2
votes

I'd like to implement a Flow to handle paginated results (e.g., underlying service returns some results, but also indicates that more results are available by making another request, passing in e.g. a cursor).

Things I've done so far:

  1. I have implemented the following flow and test, but the flow doesn't complete.

    object AdditionalRequestsFlow {
    
      private def keepRequest[Request, Response](flow: Flow[Request, Response, NotUsed]): Flow[Request, (Request, Response), NotUsed] = {
        Flow.fromGraph(GraphDSL.create() { implicit builder: GraphDSL.Builder[NotUsed] =>
          import GraphDSL.Implicits._
          val in = builder.add(Flow[Request])
    
          val bcast = builder.add(Broadcast[Request](2))
          val merge = builder.add(Zip[Request, Response]())
    
          in ~> bcast         ~> merge.in0
                bcast ~> flow ~> merge.in1
    
          FlowShape(in.in, merge.out)
        })

◆ ◆ ◆

**Work to be completed**. Continue the Scala paginated-results Flow question from where it stops.

**Extracted entries**.
◆ ◆ ◆

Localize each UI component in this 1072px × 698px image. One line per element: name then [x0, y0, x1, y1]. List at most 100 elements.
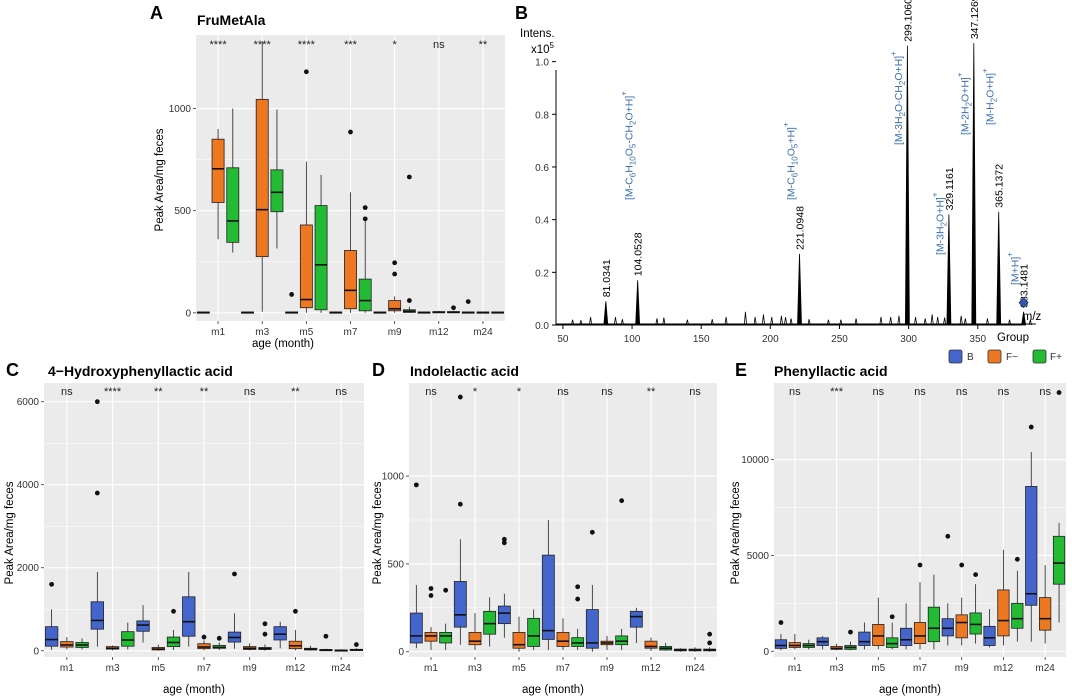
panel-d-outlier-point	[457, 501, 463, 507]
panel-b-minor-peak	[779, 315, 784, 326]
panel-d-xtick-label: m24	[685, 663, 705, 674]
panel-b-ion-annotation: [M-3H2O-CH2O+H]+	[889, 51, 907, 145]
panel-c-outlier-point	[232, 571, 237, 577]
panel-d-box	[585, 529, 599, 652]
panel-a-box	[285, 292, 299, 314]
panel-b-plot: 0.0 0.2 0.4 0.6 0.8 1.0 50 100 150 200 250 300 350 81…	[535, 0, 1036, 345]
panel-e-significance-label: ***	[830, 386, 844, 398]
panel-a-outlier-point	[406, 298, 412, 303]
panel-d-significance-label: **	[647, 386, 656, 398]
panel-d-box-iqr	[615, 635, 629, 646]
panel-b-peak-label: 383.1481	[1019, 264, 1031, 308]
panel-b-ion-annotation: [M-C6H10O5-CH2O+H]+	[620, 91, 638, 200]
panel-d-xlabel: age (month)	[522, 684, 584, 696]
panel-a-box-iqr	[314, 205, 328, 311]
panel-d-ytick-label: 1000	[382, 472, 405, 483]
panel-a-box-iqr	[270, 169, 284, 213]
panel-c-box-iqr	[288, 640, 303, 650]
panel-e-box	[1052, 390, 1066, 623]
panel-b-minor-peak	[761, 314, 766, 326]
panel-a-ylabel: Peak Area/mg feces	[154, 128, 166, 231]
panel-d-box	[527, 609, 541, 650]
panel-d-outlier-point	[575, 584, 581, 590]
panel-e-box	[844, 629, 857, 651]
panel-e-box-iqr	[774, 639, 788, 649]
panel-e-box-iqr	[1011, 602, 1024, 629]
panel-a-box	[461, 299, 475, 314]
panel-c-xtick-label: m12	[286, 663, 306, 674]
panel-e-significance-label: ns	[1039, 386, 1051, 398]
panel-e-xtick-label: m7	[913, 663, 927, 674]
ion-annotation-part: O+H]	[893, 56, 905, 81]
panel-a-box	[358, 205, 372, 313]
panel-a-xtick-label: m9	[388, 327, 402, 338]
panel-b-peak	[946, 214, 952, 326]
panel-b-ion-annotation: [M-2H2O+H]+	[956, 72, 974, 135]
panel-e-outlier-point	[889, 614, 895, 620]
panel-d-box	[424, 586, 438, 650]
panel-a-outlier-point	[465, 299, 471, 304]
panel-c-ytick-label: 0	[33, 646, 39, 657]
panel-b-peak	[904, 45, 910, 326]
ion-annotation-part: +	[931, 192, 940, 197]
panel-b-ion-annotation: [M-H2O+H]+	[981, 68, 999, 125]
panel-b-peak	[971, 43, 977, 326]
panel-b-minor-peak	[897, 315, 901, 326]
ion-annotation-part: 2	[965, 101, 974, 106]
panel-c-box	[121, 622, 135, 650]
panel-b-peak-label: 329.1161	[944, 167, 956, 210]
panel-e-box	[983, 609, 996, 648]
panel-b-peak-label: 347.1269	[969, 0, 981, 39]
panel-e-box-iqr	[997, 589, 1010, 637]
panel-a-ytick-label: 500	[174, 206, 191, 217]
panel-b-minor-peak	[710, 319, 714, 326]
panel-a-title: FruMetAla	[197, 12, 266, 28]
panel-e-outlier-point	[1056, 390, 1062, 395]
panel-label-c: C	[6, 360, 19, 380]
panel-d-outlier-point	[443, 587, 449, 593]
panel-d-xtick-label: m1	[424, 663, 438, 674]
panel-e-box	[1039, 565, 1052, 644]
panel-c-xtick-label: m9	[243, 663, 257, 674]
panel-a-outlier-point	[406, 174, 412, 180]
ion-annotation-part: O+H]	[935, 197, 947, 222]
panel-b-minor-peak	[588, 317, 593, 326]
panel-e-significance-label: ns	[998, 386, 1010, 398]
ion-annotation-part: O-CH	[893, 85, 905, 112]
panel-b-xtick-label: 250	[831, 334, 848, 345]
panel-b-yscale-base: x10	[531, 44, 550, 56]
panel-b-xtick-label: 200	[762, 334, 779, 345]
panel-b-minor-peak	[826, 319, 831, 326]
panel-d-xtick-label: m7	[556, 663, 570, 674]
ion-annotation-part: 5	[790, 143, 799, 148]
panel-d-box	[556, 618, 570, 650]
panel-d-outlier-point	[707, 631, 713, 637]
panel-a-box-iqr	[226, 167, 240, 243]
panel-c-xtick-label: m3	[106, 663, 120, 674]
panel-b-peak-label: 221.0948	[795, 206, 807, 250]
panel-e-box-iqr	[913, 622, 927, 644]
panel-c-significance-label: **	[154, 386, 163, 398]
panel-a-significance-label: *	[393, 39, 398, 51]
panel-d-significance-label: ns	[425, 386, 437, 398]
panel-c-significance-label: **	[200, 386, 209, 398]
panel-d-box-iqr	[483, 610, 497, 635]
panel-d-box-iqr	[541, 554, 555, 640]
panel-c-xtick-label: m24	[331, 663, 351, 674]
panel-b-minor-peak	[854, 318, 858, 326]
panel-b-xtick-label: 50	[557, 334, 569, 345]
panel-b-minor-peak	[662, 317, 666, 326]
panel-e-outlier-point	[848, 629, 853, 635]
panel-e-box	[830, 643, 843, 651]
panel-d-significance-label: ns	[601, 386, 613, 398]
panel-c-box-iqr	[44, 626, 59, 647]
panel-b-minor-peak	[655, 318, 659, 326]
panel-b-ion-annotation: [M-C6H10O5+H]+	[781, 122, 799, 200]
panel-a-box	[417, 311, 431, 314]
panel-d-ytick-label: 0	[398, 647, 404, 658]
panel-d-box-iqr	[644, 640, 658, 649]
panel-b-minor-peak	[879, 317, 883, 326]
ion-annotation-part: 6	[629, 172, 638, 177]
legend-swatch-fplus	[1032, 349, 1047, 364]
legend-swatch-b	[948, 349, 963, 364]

◆ ◆ ◆

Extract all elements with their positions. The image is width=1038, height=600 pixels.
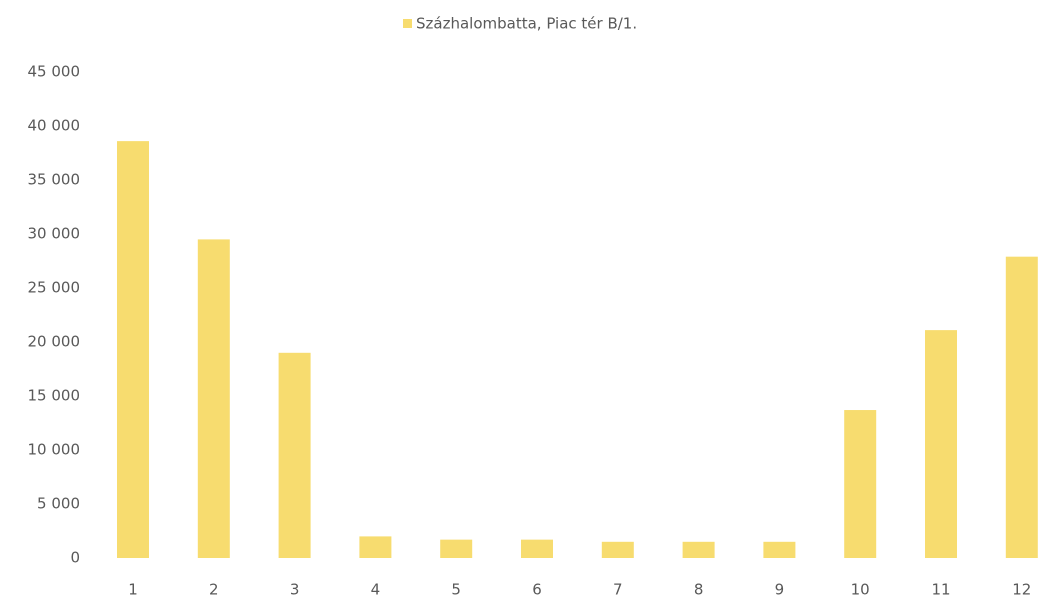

◆ ◆ ◆

**Answer to this exercise**.
      }
    
      def flow[Request, Response, Output](
        inputFlow: Flow[Request, Response, NotUsed],
        anotherRequest: (Request, Response) => Option[Request],
        extractOutput: Response => Output,
        mergeOutput: (Output, Output) => Output
      ): Flow[Request, Output, NotUsed] = {
        Flow.fromGraph(GraphDSL.create() { implicit b =>
          import GraphDSL.Implicits._
    
          val start = b.add(Flow[Request])
          val merge = b.add(Merge[Request](2))
          val underlying = b.add(keepRequest(inputFlow))
          val unOption = b.add(Flow[Option[Request]].mapConcat(_.toList))
          val unzip = b.add(UnzipWith[(Request, Response), Response, Option[Request]] { case (req, res) =>
            (res, anotherRequest(req, res))
          })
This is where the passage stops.